[Excerpt from a dataset]
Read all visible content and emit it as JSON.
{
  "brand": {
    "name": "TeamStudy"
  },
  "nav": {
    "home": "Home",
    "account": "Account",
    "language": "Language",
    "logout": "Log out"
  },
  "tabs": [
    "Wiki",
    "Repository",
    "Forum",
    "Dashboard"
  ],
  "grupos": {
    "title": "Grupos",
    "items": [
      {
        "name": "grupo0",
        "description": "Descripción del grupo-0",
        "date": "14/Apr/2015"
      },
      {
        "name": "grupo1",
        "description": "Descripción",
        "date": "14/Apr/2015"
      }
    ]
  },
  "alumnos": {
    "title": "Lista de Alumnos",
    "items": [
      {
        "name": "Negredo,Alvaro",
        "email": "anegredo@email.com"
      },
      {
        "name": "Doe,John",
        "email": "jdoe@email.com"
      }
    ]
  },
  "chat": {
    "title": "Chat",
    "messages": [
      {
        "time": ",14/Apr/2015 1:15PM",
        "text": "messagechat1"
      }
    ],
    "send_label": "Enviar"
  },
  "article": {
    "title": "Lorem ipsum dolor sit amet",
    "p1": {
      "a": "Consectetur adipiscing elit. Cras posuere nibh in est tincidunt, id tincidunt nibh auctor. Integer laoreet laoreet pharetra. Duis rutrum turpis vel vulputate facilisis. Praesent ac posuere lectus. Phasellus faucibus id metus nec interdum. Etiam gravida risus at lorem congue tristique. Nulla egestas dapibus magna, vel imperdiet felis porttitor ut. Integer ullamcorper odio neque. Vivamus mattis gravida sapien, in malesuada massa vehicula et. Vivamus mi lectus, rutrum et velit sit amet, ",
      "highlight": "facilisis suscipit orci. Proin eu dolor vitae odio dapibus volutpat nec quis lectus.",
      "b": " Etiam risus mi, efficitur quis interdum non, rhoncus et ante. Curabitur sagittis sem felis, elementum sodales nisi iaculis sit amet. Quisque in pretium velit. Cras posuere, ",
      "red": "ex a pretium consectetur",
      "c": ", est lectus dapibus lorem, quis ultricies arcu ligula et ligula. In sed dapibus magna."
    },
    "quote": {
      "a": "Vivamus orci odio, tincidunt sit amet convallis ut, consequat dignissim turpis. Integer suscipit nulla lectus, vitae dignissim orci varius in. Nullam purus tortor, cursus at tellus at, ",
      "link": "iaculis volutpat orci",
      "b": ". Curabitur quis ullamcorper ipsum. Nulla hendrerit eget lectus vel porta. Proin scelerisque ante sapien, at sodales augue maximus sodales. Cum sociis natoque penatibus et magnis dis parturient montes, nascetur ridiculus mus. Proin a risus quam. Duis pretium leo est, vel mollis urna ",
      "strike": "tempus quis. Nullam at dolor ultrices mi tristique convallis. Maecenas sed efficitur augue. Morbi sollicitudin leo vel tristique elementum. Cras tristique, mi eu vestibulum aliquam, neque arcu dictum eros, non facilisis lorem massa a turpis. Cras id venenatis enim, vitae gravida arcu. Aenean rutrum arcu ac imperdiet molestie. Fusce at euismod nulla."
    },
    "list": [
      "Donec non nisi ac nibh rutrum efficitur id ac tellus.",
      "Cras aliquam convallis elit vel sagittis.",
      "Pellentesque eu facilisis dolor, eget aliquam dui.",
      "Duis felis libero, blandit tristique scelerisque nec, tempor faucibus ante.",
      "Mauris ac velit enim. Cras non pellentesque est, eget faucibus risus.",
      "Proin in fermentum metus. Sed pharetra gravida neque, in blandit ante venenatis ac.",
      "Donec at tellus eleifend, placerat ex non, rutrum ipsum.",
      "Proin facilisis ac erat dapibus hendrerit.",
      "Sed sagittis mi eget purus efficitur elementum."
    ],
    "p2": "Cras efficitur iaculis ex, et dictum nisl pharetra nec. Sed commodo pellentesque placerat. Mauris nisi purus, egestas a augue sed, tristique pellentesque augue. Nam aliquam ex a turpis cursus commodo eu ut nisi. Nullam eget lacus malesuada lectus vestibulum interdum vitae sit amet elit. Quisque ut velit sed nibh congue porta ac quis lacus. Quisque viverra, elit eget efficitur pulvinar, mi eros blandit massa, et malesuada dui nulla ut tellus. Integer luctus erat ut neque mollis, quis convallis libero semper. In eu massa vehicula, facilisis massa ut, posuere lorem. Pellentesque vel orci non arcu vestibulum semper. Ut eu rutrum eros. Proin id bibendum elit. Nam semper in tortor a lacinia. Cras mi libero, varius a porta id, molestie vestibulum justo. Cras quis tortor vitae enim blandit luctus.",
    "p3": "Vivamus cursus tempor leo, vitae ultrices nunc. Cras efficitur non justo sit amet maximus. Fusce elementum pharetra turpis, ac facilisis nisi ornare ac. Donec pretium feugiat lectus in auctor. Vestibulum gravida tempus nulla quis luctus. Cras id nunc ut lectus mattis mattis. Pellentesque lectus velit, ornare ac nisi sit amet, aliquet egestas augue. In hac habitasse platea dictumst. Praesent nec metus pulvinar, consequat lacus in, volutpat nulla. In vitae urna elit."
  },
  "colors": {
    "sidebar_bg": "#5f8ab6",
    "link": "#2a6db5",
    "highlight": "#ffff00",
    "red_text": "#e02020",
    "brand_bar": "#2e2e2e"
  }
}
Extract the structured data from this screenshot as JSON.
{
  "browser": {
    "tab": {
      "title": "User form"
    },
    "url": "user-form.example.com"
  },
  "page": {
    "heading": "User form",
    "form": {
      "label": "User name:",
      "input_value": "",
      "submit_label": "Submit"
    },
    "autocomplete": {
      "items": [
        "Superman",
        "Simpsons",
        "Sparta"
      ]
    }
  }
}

Description of the task: Your task is to list each line of the records with the word "urna".

Solution to this task:
      "b": ". Curabitur quis ullamcorper ipsum. Nulla hendrerit eget lectus vel porta. Proin scelerisque ante sapien, at sodales augue maximus sodales. Cum sociis natoque penatibus et magnis dis parturient montes, nascetur ridiculus mus. Proin a risus quam. Duis pretium leo est, vel mollis urna ",
    "p3": "Vivamus cursus tempor leo, vitae ultrices nunc. Cras efficitur non justo sit amet maximus. Fusce elementum pharetra turpis, ac facilisis nisi ornare ac. Donec pretium feugiat lectus in auctor. Vestibulum gravida tempus nulla quis luctus. Cras id nunc ut lectus mattis mattis. Pellentesque lectus velit, ornare ac nisi sit amet, aliquet egestas augue. In hac habitasse platea dictumst. Praesent nec metus pulvinar, consequat lacus in, volutpat nulla. In vitae urna elit."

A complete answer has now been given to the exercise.